**Short task**: Your task is to copy the material exactly.

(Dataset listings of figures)
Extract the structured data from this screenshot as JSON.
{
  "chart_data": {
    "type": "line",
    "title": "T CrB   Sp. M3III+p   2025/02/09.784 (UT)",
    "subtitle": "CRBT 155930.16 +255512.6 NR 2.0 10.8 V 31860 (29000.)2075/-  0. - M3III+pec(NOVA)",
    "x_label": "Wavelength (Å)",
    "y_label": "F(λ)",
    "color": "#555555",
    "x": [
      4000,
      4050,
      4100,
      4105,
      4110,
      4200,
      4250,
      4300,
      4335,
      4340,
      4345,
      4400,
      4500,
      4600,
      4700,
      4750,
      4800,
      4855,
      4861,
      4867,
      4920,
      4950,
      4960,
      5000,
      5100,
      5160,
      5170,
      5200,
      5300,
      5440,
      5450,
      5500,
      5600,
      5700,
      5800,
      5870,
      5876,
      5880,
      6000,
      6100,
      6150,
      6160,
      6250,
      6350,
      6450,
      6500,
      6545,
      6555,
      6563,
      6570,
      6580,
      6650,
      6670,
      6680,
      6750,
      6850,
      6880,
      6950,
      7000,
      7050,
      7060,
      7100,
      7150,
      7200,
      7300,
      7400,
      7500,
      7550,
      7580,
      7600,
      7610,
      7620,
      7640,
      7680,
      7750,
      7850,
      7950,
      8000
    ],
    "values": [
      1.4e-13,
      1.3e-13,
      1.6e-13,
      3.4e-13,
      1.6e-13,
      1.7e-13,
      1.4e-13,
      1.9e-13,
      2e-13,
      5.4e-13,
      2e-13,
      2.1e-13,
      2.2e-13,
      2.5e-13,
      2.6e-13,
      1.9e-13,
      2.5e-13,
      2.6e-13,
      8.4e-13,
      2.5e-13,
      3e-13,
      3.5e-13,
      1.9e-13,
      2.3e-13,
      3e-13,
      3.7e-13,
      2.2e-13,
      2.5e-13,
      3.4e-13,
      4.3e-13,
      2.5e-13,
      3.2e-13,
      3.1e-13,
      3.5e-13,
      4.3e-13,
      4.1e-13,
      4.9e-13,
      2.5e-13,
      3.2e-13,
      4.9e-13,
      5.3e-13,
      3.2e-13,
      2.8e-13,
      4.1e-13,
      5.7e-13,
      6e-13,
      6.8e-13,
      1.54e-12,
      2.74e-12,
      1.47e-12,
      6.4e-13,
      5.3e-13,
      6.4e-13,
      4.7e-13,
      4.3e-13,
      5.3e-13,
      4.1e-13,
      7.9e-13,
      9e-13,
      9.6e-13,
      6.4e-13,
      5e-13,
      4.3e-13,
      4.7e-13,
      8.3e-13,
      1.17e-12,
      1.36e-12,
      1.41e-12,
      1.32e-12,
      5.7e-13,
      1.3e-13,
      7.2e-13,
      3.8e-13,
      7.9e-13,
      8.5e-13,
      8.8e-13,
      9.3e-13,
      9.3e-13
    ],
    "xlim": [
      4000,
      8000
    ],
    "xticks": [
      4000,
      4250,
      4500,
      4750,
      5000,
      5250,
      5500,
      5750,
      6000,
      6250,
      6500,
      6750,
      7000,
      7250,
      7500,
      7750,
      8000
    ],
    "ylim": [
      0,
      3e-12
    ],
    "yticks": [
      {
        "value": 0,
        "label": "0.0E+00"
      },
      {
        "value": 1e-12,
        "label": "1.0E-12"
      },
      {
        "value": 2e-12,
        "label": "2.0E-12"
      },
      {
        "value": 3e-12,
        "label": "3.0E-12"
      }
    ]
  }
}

**Correct output**:
Extract the structured data from this screenshot as JSON.
{
  "chart_data": {
    "type": "line",
    "title": "T CrB   Sp. M3III+p   2025/02/09.784 (UT)",
    "subtitle": "CRBT 155930.16 +255512.6 NR 2.0 10.8 V 31860 (29000.)2075/-  0. - M3III+pec(NOVA)",
    "x_label": "Wavelength (Å)",
    "y_label": "F(λ)",
    "color": "#555555",
    "x": [
      4000,
      4050,
      4100,
      4105,
      4110,
      4200,
      4250,
      4300,
      4335,
      4340,
      4345,
      4400,
      4500,
      4600,
      4700,
      4750,
      4800,
      4855,
      4861,
      4867,
      4920,
      4950,
      4960,
      5000,
      5100,
      5160,
      5170,
      5200,
      5300,
      5440,
      5450,
      5500,
      5600,
      5700,
      5800,
      5870,
      5876,
      5880,
      6000,
      6100,
      6150,
      6160,
      6250,
      6350,
      6450,
      6500,
      6545,
      6555,
      6563,
      6570,
      6580,
      6650,
      6670,
      6680,
      6750,
      6850,
      6880,
      6950,
      7000,
      7050,
      7060,
      7100,
      7150,
      7200,
      7300,
      7400,
      7500,
      7550,
      7580,
      7600,
      7610,
      7620,
      7640,
      7680,
      7750,
      7850,
      7950,
      8000
    ],
    "values": [
      1.4e-13,
      1.3e-13,
      1.6e-13,
      3.4e-13,
      1.6e-13,
      1.7e-13,
      1.4e-13,
      1.9e-13,
      2e-13,
      5.4e-13,
      2e-13,
      2.1e-13,
      2.2e-13,
      2.5e-13,
      2.6e-13,
      1.9e-13,
      2.5e-13,
      2.6e-13,
      8.4e-13,
      2.5e-13,
      3e-13,
      3.5e-13,
      1.9e-13,
      2.3e-13,
      3e-13,
      3.7e-13,
      2.2e-13,
      2.5e-13,
      3.4e-13,
      4.3e-13,
      2.5e-13,
      3.2e-13,
      3.1e-13,
      3.5e-13,
      4.3e-13,
      4.1e-13,
      4.9e-13,
      2.5e-13,
      3.2e-13,
      4.9e-13,
      5.3e-13,
      3.2e-13,
      2.8e-13,
      4.1e-13,
      5.7e-13,
      6e-13,
      6.8e-13,
      1.54e-12,
      2.74e-12,
      1.47e-12,
      6.4e-13,
      5.3e-13,
      6.4e-13,
      4.7e-13,
      4.3e-13,
      5.3e-13,
      4.1e-13,
      7.9e-13,
      9e-13,
      9.6e-13,
      6.4e-13,
      5e-13,
      4.3e-13,
      4.7e-13,
      8.3e-13,
      1.17e-12,
      1.36e-12,
      1.41e-12,
      1.32e-12,
      5.7e-13,
      1.3e-13,
      7.2e-13,
      3.8e-13,
      7.9e-13,
      8.5e-13,
      8.8e-13,
      9.3e-13,
      9.3e-13
    ],
    "xlim": [
      4000,
      8000
    ],
    "xticks": [
      4000,
      4250,
      4500,
      4750,
      5000,
      5250,
      5500,
      5750,
      6000,
      6250,
      6500,
      6750,
      7000,
      7250,
      7500,
      7750,
      8000
    ],
    "ylim": [
      0,
      3e-12
    ],
    "yticks": [
      {
        "value": 0,
        "label": "0.0E+00"
      },
      {
        "value": 1e-12,
        "label": "1.0E-12"
      },
      {
        "value": 2e-12,
        "label": "2.0E-12"
      },
      {
        "value": 3e-12,
        "label": "3.0E-12"
      }
    ]
  }
}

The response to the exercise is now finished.